* begin *

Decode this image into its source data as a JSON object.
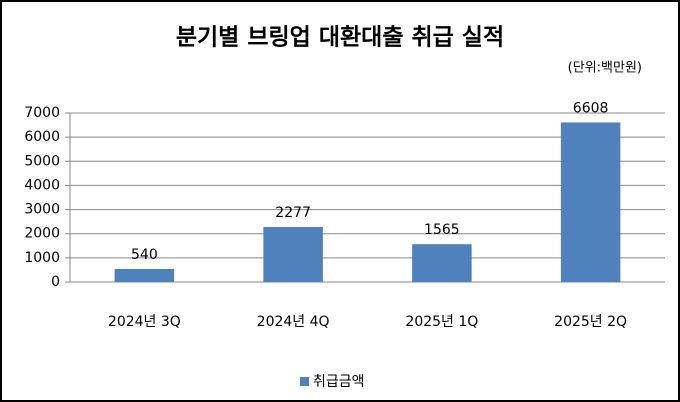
{
  "chart_data": {
    "type": "bar",
    "title": "분기별 브링업 대환대출 취급 실적",
    "subtitle": "(단위:백만원)",
    "categories": [
      "2024년 3Q",
      "2024년 4Q",
      "2025년 1Q",
      "2025년 2Q"
    ],
    "series": [
      {
        "name": "취급금액",
        "color": "#4f81bd",
        "values": [
          540,
          2277,
          1565,
          6608
        ]
      }
    ],
    "ylim": [
      0,
      7000
    ],
    "yticks": [
      0,
      1000,
      2000,
      3000,
      4000,
      5000,
      6000,
      7000
    ],
    "grid": true,
    "legend": "bottom"
  }
}
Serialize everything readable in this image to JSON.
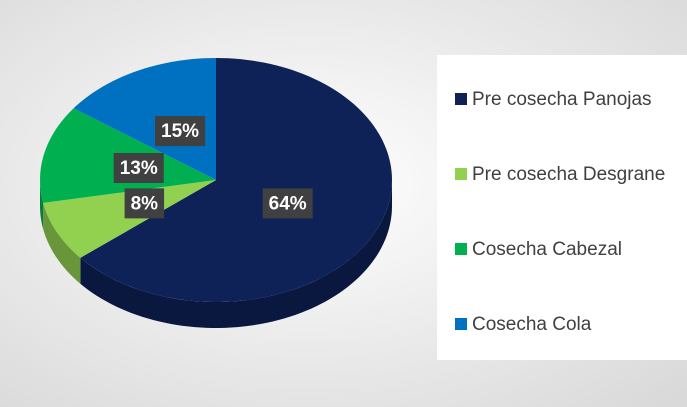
{
  "chart_data": {
    "type": "pie",
    "three_d": true,
    "categories": [
      "Pre cosecha Panojas",
      "Pre cosecha Desgrane",
      "Cosecha Cabezal",
      "Cosecha Cola"
    ],
    "values": [
      64,
      8,
      13,
      15
    ],
    "value_labels": [
      "64%",
      "8%",
      "13%",
      "15%"
    ],
    "colors": [
      "#0e2258",
      "#92d050",
      "#00b050",
      "#0070c0"
    ],
    "legend": "right"
  }
}
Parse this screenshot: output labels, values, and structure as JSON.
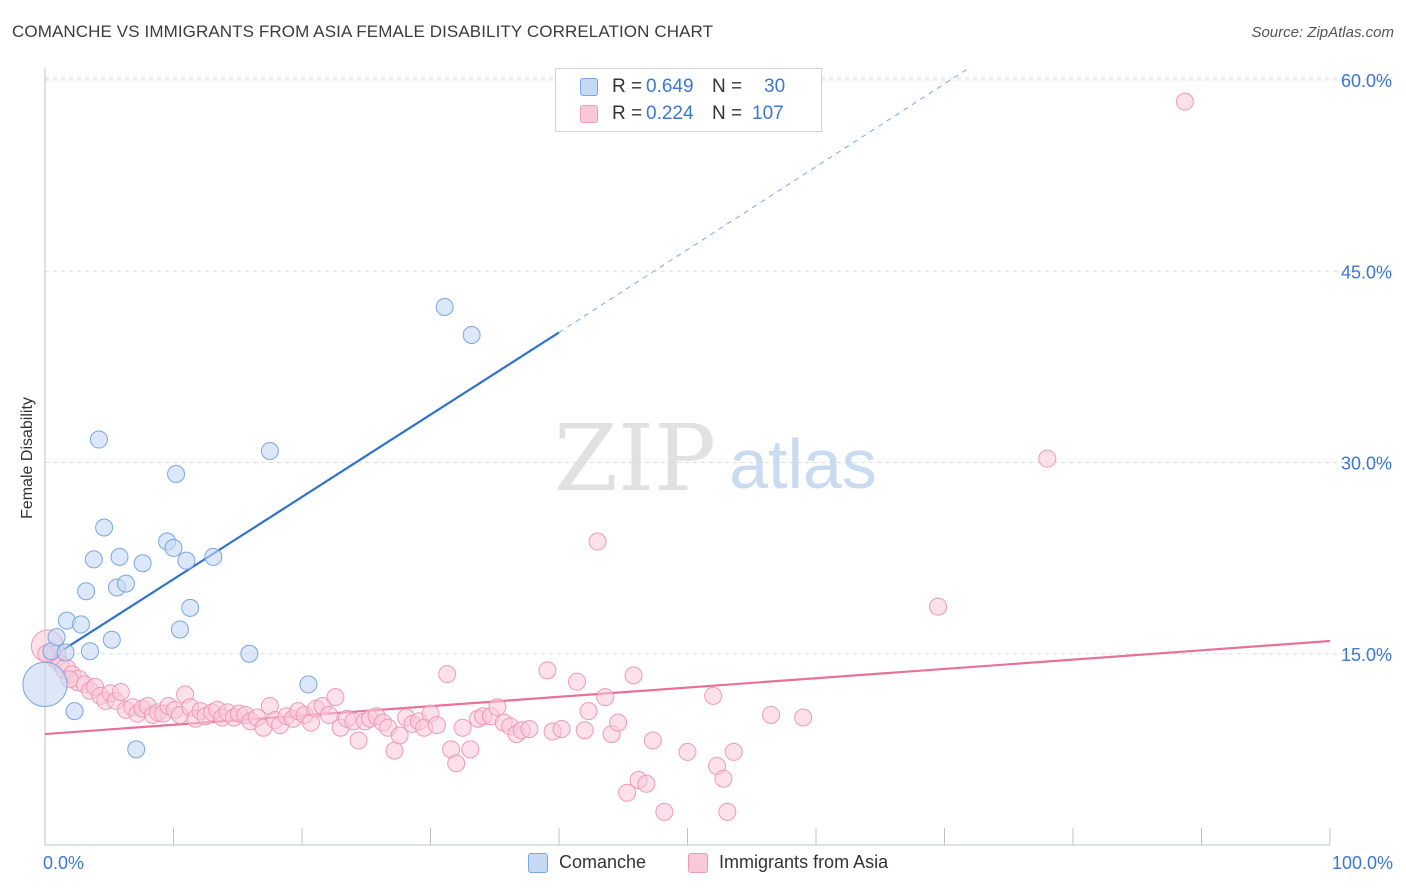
{
  "header": {
    "title": "COMANCHE VS IMMIGRANTS FROM ASIA FEMALE DISABILITY CORRELATION CHART",
    "source": "Source: ZipAtlas.com"
  },
  "watermark": {
    "zip": "ZIP",
    "atlas": "atlas"
  },
  "colors": {
    "comanche_fill": "#c5d9f5",
    "comanche_stroke": "#7aa6e0",
    "comanche_line": "#2f72cc",
    "asia_fill": "#f9c9d8",
    "asia_stroke": "#ef9ab5",
    "asia_line": "#e8719a",
    "grid": "#d9dde2",
    "tick_label": "#3a78d4"
  },
  "legend": {
    "rows": [
      {
        "r_label": "R =",
        "r_value": "0.649",
        "n_label": "N =",
        "n_value": "30"
      },
      {
        "r_label": "R =",
        "r_value": "0.224",
        "n_label": "N =",
        "n_value": "107"
      }
    ]
  },
  "bottom_legend": [
    {
      "label": "Comanche"
    },
    {
      "label": "Immigrants from Asia"
    }
  ],
  "chart_data": {
    "type": "scatter",
    "title": "COMANCHE VS IMMIGRANTS FROM ASIA FEMALE DISABILITY CORRELATION CHART",
    "xlabel": "",
    "ylabel": "Female Disability",
    "xlim": [
      0,
      100
    ],
    "ylim": [
      0,
      63
    ],
    "x_tick_labels": [
      {
        "value": 0,
        "label": "0.0%"
      },
      {
        "value": 100,
        "label": "100.0%"
      }
    ],
    "x_minor_ticks": [
      10,
      20,
      30,
      40,
      50,
      60,
      70,
      80,
      90,
      100
    ],
    "y_ticks": [
      {
        "value": 15,
        "label": "15.0%"
      },
      {
        "value": 30,
        "label": "30.0%"
      },
      {
        "value": 45,
        "label": "45.0%"
      },
      {
        "value": 60,
        "label": "60.0%"
      }
    ],
    "series": [
      {
        "name": "Comanche",
        "r": 0.649,
        "n": 30,
        "trend": {
          "x0": 0,
          "y0": 14.4,
          "x1": 40,
          "y1": 40.2,
          "dash_x1": 72,
          "dash_y1": 61.0
        },
        "points": [
          [
            0.0,
            12.6,
            2.6
          ],
          [
            0.5,
            15.2,
            1
          ],
          [
            0.9,
            16.3,
            1
          ],
          [
            1.6,
            15.1,
            1
          ],
          [
            1.7,
            17.6,
            1
          ],
          [
            2.3,
            10.5,
            1
          ],
          [
            2.8,
            17.3,
            1
          ],
          [
            3.2,
            19.9,
            1
          ],
          [
            3.5,
            15.2,
            1
          ],
          [
            3.8,
            22.4,
            1
          ],
          [
            4.2,
            31.8,
            1
          ],
          [
            4.6,
            24.9,
            1
          ],
          [
            5.2,
            16.1,
            1
          ],
          [
            5.6,
            20.2,
            1
          ],
          [
            5.8,
            22.6,
            1
          ],
          [
            6.3,
            20.5,
            1
          ],
          [
            7.1,
            7.5,
            1
          ],
          [
            7.6,
            22.1,
            1
          ],
          [
            9.5,
            23.8,
            1
          ],
          [
            10.0,
            23.3,
            1
          ],
          [
            10.2,
            29.1,
            1
          ],
          [
            10.5,
            16.9,
            1
          ],
          [
            11.0,
            22.3,
            1
          ],
          [
            11.3,
            18.6,
            1
          ],
          [
            13.1,
            22.6,
            1
          ],
          [
            15.9,
            15.0,
            1
          ],
          [
            17.5,
            30.9,
            1
          ],
          [
            20.5,
            12.6,
            1
          ],
          [
            31.1,
            42.2,
            1
          ],
          [
            33.2,
            40.0,
            1
          ]
        ]
      },
      {
        "name": "Immigrants from Asia",
        "r": 0.224,
        "n": 107,
        "trend": {
          "x0": 0,
          "y0": 8.7,
          "x1": 100,
          "y1": 16.0
        },
        "points": [
          [
            0.2,
            15.6,
            1.9
          ],
          [
            0.8,
            14.8,
            1.3
          ],
          [
            1.2,
            14.2,
            1
          ],
          [
            1.6,
            13.8,
            1.2
          ],
          [
            2.1,
            13.4,
            1
          ],
          [
            2.6,
            12.9,
            1.2
          ],
          [
            3.1,
            12.6,
            1
          ],
          [
            3.5,
            12.1,
            1
          ],
          [
            3.9,
            12.4,
            1
          ],
          [
            4.3,
            11.7,
            1
          ],
          [
            4.7,
            11.3,
            1
          ],
          [
            5.1,
            11.9,
            1
          ],
          [
            5.5,
            11.3,
            1
          ],
          [
            5.9,
            12.0,
            1
          ],
          [
            6.3,
            10.6,
            1
          ],
          [
            6.8,
            10.8,
            1
          ],
          [
            7.2,
            10.3,
            1
          ],
          [
            7.6,
            10.7,
            1
          ],
          [
            8.0,
            10.9,
            1
          ],
          [
            8.4,
            10.2,
            1
          ],
          [
            8.8,
            10.4,
            1
          ],
          [
            9.2,
            10.3,
            1
          ],
          [
            9.6,
            10.9,
            1
          ],
          [
            10.1,
            10.6,
            1
          ],
          [
            10.5,
            10.2,
            1
          ],
          [
            10.9,
            11.8,
            1
          ],
          [
            11.3,
            10.8,
            1
          ],
          [
            11.7,
            9.9,
            1
          ],
          [
            12.1,
            10.5,
            1
          ],
          [
            12.5,
            10.1,
            1
          ],
          [
            13.0,
            10.4,
            1
          ],
          [
            13.4,
            10.6,
            1
          ],
          [
            13.8,
            10.0,
            1
          ],
          [
            14.2,
            10.4,
            1
          ],
          [
            14.7,
            10.0,
            1
          ],
          [
            15.1,
            10.3,
            1
          ],
          [
            15.6,
            10.2,
            1
          ],
          [
            16.0,
            9.7,
            1
          ],
          [
            16.5,
            10.0,
            1
          ],
          [
            17.0,
            9.2,
            1
          ],
          [
            17.5,
            10.9,
            1
          ],
          [
            17.9,
            9.8,
            1
          ],
          [
            18.3,
            9.4,
            1
          ],
          [
            18.8,
            10.1,
            1
          ],
          [
            19.3,
            9.9,
            1
          ],
          [
            19.7,
            10.5,
            1
          ],
          [
            20.2,
            10.2,
            1
          ],
          [
            20.7,
            9.6,
            1
          ],
          [
            21.1,
            10.7,
            1
          ],
          [
            21.6,
            10.9,
            1
          ],
          [
            22.1,
            10.2,
            1
          ],
          [
            22.6,
            11.6,
            1
          ],
          [
            23.0,
            9.2,
            1
          ],
          [
            23.5,
            9.9,
            1
          ],
          [
            24.0,
            9.7,
            1
          ],
          [
            24.4,
            8.2,
            1
          ],
          [
            24.9,
            9.7,
            1
          ],
          [
            25.3,
            9.9,
            1
          ],
          [
            25.8,
            10.1,
            1
          ],
          [
            26.3,
            9.6,
            1
          ],
          [
            26.7,
            9.2,
            1
          ],
          [
            27.2,
            7.4,
            1
          ],
          [
            27.6,
            8.6,
            1
          ],
          [
            28.1,
            10.0,
            1
          ],
          [
            28.6,
            9.5,
            1
          ],
          [
            29.1,
            9.7,
            1
          ],
          [
            29.5,
            9.2,
            1
          ],
          [
            30.0,
            10.3,
            1
          ],
          [
            30.5,
            9.4,
            1
          ],
          [
            31.3,
            13.4,
            1
          ],
          [
            31.6,
            7.5,
            1
          ],
          [
            32.0,
            6.4,
            1
          ],
          [
            32.5,
            9.2,
            1
          ],
          [
            33.1,
            7.5,
            1
          ],
          [
            33.7,
            9.9,
            1
          ],
          [
            34.1,
            10.1,
            1
          ],
          [
            34.7,
            10.1,
            1
          ],
          [
            35.2,
            10.8,
            1
          ],
          [
            35.7,
            9.6,
            1
          ],
          [
            36.2,
            9.3,
            1
          ],
          [
            36.7,
            8.7,
            1
          ],
          [
            37.1,
            9.0,
            1
          ],
          [
            37.7,
            9.1,
            1
          ],
          [
            39.1,
            13.7,
            1
          ],
          [
            39.5,
            8.9,
            1
          ],
          [
            40.2,
            9.1,
            1
          ],
          [
            41.4,
            12.8,
            1
          ],
          [
            42.0,
            9.0,
            1
          ],
          [
            42.3,
            10.5,
            1
          ],
          [
            43.0,
            23.8,
            1
          ],
          [
            43.6,
            11.6,
            1
          ],
          [
            44.1,
            8.7,
            1
          ],
          [
            44.6,
            9.6,
            1
          ],
          [
            45.3,
            4.1,
            1
          ],
          [
            45.8,
            13.3,
            1
          ],
          [
            46.2,
            5.1,
            1
          ],
          [
            46.8,
            4.8,
            1
          ],
          [
            47.3,
            8.2,
            1
          ],
          [
            48.2,
            2.6,
            1
          ],
          [
            50.0,
            7.3,
            1
          ],
          [
            52.0,
            11.7,
            1
          ],
          [
            52.3,
            6.2,
            1
          ],
          [
            52.8,
            5.2,
            1
          ],
          [
            53.1,
            2.6,
            1
          ],
          [
            53.6,
            7.3,
            1
          ],
          [
            56.5,
            10.2,
            1
          ],
          [
            59.0,
            10.0,
            1
          ],
          [
            69.5,
            18.7,
            1
          ],
          [
            78.0,
            30.3,
            1
          ],
          [
            88.7,
            58.3,
            1
          ],
          [
            0.1,
            15.0,
            1
          ],
          [
            1.9,
            13.0,
            1
          ]
        ]
      }
    ]
  }
}
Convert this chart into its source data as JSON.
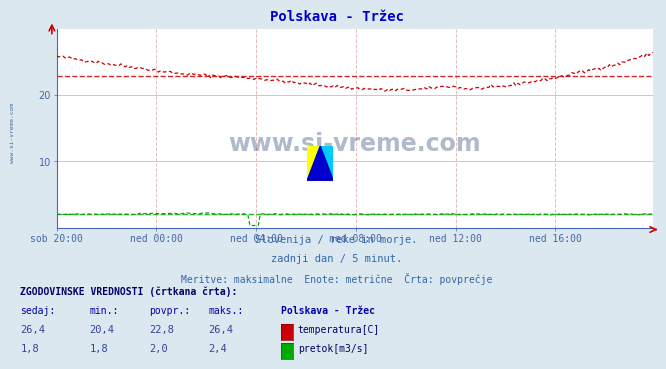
{
  "title": "Polskava - Tržec",
  "title_color": "#0000cc",
  "bg_color": "#dce8f0",
  "plot_bg_color": "#ffffff",
  "x_labels": [
    "sob 20:00",
    "ned 00:00",
    "ned 04:00",
    "ned 08:00",
    "ned 12:00",
    "ned 16:00"
  ],
  "x_ticks_pos": [
    0,
    48,
    96,
    144,
    192,
    240
  ],
  "total_points": 288,
  "ylim": [
    0,
    30
  ],
  "yticks": [
    10,
    20
  ],
  "temp_color": "#cc0000",
  "flow_color": "#00aa00",
  "temp_min": 20.4,
  "temp_max": 26.4,
  "temp_avg": 22.8,
  "temp_current": 26.4,
  "flow_min": 1.8,
  "flow_max": 2.4,
  "flow_avg": 2.0,
  "flow_current": 1.8,
  "subtitle1": "Slovenija / reke in morje.",
  "subtitle2": "zadnji dan / 5 minut.",
  "subtitle3": "Meritve: maksimalne  Enote: metrične  Črta: povprečje",
  "subtitle_color": "#3366aa",
  "table_header": "ZGODOVINSKE VREDNOSTI (črtkana črta):",
  "col_headers": [
    "sedaj:",
    "min.:",
    "povpr.:",
    "maks.:",
    "Polskava - Tržec"
  ],
  "watermark": "www.si-vreme.com",
  "watermark_color": "#1a3a6a",
  "left_label": "www.si-vreme.com",
  "left_label_color": "#4466aa",
  "temp_icon_color": "#cc0000",
  "flow_icon_color": "#00aa00",
  "axis_color": "#4466aa",
  "grid_h_color": "#ffcccc",
  "grid_v_color": "#ffcccc"
}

* end *

**EXERCISE OBJECTIVE:**
In the records, locate each line holding the string "into" and copy it.

**EXERCISE OUTPUT:**
Decode this image into its source data as a JSON object.
Convert this chart into its source data as JSON.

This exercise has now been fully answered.